Task requirements: Report, word for word, every line of the material that contains "pituitary".

* START Stored rows *

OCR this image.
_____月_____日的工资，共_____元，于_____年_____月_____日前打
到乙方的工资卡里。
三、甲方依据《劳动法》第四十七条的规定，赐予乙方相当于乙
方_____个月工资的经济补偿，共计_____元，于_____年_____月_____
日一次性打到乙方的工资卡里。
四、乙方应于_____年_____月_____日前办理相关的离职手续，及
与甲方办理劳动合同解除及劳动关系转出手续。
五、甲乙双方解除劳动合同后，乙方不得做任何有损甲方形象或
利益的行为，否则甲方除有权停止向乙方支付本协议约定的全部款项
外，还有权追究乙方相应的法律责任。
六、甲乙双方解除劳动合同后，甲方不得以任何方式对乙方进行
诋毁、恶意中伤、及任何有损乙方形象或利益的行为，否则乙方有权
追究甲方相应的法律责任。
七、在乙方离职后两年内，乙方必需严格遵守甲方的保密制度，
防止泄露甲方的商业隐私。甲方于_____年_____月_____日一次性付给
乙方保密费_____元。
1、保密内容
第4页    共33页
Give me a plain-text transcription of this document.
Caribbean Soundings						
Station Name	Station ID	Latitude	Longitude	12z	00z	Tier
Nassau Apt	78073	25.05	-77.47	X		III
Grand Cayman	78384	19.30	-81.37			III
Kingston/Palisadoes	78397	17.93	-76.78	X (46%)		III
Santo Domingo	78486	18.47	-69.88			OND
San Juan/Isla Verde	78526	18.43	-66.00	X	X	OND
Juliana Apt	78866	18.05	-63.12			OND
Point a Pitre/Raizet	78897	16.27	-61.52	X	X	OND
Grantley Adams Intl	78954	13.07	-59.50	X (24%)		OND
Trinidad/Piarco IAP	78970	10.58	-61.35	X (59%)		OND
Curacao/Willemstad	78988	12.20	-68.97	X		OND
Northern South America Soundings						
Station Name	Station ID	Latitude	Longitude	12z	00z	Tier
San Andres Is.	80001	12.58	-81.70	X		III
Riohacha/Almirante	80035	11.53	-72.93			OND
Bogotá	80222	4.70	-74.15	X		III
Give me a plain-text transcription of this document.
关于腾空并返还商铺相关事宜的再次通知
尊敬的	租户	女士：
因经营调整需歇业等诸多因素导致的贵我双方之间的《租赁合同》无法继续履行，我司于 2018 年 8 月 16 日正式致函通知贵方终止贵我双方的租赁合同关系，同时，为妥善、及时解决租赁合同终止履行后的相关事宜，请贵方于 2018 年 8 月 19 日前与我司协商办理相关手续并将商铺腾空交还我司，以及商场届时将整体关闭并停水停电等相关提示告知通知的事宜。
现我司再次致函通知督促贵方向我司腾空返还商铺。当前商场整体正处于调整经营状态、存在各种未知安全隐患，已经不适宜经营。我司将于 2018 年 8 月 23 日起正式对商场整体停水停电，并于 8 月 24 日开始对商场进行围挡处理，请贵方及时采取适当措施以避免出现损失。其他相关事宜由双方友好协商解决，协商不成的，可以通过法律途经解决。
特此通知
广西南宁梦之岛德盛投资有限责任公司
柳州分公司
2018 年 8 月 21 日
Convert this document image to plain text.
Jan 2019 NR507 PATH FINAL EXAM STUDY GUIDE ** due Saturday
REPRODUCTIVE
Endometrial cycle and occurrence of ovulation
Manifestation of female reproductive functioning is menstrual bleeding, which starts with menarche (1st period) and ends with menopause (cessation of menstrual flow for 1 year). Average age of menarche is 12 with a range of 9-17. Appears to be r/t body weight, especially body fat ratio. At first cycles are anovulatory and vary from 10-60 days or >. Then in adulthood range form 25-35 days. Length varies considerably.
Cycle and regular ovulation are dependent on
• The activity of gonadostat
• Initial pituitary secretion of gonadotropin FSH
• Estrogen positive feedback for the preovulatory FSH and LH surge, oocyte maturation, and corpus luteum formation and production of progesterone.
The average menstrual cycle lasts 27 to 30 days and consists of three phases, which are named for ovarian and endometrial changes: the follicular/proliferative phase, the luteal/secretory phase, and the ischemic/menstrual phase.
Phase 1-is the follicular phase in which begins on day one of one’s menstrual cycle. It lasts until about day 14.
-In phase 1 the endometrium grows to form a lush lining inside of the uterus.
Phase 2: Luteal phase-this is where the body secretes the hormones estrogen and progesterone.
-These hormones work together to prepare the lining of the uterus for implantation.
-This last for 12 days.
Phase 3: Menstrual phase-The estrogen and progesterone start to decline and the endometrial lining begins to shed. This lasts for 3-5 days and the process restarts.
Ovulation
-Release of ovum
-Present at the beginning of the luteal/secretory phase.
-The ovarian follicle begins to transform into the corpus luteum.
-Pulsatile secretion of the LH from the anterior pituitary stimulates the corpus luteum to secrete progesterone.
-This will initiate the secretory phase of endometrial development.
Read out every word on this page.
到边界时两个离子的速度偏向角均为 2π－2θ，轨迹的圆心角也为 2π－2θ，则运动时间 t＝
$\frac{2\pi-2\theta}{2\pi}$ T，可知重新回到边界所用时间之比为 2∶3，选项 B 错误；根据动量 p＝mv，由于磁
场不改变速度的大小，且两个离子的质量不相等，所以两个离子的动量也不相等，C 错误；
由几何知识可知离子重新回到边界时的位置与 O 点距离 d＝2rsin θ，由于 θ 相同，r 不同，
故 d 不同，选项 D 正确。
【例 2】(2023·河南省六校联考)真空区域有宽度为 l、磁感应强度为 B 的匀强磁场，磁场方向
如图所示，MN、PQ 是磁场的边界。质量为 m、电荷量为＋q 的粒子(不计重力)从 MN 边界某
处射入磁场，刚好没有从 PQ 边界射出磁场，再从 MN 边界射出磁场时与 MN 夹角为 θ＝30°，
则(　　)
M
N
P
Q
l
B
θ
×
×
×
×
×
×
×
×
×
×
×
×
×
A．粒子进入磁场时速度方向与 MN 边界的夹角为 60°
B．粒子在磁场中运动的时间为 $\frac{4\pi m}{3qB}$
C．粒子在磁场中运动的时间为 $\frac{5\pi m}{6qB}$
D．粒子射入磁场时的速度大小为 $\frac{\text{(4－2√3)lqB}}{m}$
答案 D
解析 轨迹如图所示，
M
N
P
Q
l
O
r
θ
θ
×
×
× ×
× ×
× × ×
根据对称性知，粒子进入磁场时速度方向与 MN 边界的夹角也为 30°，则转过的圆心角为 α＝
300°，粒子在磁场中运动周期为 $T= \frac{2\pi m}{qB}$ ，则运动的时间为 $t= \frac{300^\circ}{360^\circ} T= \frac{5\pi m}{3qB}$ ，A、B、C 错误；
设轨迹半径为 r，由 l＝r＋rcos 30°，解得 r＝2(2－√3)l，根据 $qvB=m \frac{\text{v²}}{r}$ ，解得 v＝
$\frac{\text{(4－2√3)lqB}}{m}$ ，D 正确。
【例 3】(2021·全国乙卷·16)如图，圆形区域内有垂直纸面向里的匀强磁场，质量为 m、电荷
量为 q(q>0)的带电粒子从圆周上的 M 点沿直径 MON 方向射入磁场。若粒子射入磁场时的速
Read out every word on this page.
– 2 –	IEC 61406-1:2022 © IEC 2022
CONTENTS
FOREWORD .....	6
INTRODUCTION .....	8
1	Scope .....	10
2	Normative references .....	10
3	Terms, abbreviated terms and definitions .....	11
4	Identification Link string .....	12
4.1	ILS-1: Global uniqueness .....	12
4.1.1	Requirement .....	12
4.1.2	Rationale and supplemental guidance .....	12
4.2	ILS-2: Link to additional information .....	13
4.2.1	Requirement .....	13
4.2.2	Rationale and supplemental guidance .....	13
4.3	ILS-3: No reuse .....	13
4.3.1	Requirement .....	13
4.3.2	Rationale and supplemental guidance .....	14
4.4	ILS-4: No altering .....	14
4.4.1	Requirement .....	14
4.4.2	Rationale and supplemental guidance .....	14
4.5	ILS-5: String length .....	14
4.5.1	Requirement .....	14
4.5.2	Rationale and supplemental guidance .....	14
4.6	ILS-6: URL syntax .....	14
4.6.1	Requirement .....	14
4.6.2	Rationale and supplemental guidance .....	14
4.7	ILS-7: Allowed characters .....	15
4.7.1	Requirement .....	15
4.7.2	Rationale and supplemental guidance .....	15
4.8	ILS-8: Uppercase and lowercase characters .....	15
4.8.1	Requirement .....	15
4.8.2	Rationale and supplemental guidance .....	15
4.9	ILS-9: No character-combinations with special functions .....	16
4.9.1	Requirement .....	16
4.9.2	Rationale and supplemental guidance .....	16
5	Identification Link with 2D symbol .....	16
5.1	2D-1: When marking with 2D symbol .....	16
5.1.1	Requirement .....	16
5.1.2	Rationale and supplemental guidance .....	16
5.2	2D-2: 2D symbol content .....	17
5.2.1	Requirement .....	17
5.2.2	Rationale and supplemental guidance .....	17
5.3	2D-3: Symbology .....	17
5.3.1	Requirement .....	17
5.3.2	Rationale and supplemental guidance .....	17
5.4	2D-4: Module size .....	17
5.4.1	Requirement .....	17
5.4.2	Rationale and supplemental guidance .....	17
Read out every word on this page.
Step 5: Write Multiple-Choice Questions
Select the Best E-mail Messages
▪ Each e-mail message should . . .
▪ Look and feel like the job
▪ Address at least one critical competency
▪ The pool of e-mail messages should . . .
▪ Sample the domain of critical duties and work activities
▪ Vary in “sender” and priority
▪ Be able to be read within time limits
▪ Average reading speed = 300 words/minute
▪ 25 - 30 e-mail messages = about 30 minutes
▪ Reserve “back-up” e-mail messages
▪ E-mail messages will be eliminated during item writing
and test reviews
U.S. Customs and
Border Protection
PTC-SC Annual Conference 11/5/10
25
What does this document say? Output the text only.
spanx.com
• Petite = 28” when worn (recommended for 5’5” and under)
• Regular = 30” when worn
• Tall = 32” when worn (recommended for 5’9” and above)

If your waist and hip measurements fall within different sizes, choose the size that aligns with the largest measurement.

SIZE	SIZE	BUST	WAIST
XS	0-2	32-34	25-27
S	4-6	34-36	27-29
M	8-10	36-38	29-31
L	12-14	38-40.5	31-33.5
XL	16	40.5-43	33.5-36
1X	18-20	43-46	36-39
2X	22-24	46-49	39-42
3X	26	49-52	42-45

* END Stored rows *

Exercise response:
• Initial pituitary secretion of gonadotropin FSH
-Pulsatile secretion of the LH from the anterior pituitary stimulates the corpus luteum to secrete progesterone.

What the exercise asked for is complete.